*** Opening Data shown ***
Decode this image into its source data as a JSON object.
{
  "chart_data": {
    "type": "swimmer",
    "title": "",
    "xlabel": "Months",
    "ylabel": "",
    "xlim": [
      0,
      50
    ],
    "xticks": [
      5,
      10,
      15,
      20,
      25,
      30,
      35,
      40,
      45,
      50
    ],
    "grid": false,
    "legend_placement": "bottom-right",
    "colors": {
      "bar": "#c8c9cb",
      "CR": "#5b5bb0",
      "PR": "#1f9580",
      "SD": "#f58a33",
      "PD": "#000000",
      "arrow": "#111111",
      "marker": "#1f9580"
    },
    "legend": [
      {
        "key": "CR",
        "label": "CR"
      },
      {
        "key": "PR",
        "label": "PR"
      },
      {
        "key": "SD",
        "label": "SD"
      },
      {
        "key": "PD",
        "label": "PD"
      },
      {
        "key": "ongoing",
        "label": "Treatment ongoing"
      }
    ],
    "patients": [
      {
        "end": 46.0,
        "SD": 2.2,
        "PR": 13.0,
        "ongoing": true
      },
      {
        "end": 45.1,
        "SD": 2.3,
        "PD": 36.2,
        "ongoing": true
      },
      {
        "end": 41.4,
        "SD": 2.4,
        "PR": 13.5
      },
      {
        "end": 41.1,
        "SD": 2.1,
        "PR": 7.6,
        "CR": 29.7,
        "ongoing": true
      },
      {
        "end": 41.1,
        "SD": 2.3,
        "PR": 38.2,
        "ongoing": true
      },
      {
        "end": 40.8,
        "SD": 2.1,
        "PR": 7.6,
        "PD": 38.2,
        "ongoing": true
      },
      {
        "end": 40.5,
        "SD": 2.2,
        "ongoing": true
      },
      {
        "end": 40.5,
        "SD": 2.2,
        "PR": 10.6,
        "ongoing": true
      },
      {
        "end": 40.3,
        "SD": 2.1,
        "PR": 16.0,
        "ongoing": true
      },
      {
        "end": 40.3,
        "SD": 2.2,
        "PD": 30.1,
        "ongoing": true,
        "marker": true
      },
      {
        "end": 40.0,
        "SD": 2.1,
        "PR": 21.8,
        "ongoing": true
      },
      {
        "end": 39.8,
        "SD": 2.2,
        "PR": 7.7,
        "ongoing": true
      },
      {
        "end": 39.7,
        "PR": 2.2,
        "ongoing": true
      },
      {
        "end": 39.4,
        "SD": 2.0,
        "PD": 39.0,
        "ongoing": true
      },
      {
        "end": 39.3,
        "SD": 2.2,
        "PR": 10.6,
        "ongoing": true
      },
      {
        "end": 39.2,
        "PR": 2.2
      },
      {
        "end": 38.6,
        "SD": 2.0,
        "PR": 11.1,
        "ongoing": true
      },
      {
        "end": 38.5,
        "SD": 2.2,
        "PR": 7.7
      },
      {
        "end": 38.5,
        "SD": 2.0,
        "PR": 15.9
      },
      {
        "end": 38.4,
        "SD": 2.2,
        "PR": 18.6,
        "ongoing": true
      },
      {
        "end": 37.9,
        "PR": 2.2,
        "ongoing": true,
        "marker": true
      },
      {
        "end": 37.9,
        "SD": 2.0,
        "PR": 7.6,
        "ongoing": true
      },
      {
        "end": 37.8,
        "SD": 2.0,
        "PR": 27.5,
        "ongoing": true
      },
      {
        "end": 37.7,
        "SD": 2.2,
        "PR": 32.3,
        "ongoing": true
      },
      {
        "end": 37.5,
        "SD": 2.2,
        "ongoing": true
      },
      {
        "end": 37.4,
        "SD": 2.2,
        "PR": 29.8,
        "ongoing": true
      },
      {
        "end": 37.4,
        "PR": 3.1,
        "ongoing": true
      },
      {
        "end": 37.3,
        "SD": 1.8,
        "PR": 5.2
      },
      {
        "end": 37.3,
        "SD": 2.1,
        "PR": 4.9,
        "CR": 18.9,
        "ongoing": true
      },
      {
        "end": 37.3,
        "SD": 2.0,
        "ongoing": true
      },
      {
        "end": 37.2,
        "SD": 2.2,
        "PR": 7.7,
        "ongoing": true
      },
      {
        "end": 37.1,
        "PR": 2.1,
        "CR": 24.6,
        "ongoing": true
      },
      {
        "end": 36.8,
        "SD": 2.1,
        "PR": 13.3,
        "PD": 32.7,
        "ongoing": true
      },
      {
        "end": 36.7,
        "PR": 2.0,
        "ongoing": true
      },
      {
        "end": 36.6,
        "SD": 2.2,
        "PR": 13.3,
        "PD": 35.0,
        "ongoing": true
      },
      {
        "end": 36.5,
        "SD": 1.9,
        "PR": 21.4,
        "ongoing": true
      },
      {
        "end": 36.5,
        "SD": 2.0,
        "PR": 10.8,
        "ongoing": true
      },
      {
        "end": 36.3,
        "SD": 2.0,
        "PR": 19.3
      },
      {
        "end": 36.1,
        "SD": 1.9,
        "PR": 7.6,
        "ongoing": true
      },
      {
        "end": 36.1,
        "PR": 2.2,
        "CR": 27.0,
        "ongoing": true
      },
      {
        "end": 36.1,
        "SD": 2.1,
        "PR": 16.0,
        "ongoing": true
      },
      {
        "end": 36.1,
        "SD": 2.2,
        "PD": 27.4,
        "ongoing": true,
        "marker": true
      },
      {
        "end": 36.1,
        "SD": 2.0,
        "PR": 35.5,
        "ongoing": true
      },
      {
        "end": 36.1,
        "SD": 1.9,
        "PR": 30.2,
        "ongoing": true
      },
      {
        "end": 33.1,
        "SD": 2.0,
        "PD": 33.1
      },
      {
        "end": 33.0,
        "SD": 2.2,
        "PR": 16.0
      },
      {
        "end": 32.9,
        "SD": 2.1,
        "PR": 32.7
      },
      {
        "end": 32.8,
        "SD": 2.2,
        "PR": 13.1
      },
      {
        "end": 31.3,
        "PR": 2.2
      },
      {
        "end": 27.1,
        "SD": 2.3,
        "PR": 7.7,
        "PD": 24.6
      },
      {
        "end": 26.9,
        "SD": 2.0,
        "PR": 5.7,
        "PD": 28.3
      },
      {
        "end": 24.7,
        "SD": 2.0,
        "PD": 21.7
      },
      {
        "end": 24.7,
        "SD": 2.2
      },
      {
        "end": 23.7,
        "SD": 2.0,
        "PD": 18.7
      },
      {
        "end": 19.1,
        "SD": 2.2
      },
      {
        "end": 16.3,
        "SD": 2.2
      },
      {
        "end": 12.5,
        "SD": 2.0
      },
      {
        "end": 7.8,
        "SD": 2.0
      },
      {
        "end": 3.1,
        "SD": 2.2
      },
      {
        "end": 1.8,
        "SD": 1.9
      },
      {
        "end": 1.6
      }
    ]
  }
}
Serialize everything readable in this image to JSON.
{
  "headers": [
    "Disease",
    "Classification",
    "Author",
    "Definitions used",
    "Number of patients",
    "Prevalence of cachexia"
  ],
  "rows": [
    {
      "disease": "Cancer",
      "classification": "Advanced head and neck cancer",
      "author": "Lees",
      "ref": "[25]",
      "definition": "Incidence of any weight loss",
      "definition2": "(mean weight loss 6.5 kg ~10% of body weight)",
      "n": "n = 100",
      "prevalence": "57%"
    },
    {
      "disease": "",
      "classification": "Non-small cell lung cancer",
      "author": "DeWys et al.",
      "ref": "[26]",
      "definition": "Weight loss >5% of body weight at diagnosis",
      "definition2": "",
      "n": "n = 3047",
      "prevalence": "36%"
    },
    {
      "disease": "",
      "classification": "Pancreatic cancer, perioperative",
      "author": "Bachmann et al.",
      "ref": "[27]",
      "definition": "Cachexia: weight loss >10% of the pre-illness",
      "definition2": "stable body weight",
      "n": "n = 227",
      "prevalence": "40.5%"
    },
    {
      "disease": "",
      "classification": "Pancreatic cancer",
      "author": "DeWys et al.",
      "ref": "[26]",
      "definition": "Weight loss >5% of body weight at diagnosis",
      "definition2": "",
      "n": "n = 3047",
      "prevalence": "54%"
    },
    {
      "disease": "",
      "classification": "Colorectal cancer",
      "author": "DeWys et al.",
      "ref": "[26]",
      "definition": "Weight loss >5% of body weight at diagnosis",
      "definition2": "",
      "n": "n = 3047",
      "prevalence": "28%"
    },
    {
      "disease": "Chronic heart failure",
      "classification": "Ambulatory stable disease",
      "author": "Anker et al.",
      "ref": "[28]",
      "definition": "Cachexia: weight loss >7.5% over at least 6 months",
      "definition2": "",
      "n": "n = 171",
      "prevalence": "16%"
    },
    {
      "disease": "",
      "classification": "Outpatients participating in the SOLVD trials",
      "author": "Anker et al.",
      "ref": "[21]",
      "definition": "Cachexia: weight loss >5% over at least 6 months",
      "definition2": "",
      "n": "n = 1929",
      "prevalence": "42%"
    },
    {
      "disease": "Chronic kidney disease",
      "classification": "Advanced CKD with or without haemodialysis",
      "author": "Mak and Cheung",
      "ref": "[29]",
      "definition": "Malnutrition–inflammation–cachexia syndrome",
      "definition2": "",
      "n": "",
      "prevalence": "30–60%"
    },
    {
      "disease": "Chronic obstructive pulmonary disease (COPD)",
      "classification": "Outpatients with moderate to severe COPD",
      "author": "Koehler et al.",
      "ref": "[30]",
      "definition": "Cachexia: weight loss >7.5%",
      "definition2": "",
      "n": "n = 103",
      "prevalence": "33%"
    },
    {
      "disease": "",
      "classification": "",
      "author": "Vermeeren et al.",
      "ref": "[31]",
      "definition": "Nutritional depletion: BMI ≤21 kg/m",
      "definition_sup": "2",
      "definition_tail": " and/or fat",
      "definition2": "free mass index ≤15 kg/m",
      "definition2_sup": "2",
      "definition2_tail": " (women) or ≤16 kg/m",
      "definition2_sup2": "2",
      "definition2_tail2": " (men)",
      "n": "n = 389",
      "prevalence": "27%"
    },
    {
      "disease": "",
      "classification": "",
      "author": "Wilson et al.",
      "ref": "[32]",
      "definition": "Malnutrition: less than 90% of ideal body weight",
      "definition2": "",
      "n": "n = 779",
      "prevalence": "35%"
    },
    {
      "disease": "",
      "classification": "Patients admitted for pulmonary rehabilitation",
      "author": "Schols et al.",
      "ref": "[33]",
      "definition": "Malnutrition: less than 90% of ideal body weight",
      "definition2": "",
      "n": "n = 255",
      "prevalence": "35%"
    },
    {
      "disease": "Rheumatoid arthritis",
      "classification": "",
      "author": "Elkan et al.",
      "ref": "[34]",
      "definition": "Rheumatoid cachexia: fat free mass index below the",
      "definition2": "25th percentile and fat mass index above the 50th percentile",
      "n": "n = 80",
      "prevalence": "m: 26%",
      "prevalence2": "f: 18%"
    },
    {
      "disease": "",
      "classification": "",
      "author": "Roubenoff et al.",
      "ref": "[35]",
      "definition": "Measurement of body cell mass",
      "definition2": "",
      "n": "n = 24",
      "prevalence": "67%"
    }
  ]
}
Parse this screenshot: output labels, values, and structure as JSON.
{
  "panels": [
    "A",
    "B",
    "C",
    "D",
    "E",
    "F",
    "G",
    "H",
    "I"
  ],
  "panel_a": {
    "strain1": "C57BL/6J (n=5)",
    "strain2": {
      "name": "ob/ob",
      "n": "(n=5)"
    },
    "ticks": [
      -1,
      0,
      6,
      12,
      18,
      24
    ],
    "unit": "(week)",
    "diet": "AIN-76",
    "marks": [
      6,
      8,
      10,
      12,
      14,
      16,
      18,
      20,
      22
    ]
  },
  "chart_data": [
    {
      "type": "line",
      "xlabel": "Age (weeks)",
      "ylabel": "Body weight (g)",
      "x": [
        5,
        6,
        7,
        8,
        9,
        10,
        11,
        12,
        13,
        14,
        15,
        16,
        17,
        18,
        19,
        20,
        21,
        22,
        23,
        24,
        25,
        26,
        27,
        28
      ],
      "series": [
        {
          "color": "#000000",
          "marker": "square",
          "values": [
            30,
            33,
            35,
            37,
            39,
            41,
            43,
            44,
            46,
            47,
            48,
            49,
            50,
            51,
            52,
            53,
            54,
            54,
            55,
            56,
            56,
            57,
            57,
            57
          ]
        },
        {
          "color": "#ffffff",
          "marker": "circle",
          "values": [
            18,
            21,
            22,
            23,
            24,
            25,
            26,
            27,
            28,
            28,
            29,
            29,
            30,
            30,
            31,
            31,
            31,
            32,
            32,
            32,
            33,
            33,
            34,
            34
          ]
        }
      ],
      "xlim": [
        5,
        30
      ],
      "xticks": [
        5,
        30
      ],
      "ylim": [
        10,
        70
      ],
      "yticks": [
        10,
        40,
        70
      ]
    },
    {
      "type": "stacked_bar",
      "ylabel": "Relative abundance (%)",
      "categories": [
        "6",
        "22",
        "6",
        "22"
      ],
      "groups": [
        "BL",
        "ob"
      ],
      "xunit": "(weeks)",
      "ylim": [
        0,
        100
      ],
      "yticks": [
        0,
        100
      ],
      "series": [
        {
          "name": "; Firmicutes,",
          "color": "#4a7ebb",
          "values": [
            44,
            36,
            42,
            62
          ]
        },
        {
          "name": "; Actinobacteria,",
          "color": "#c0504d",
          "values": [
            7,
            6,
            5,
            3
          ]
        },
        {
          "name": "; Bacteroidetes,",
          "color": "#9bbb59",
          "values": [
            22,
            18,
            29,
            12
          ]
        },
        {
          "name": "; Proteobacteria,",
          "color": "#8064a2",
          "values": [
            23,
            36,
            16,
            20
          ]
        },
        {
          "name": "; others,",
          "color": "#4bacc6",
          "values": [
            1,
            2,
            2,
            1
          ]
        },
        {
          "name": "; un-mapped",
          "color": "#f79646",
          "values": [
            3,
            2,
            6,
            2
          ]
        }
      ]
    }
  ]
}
*** Closing Data shown ***
Report how many lines of the data above hold the string "with". Nothing else belongs in the answer.

**Solution**
2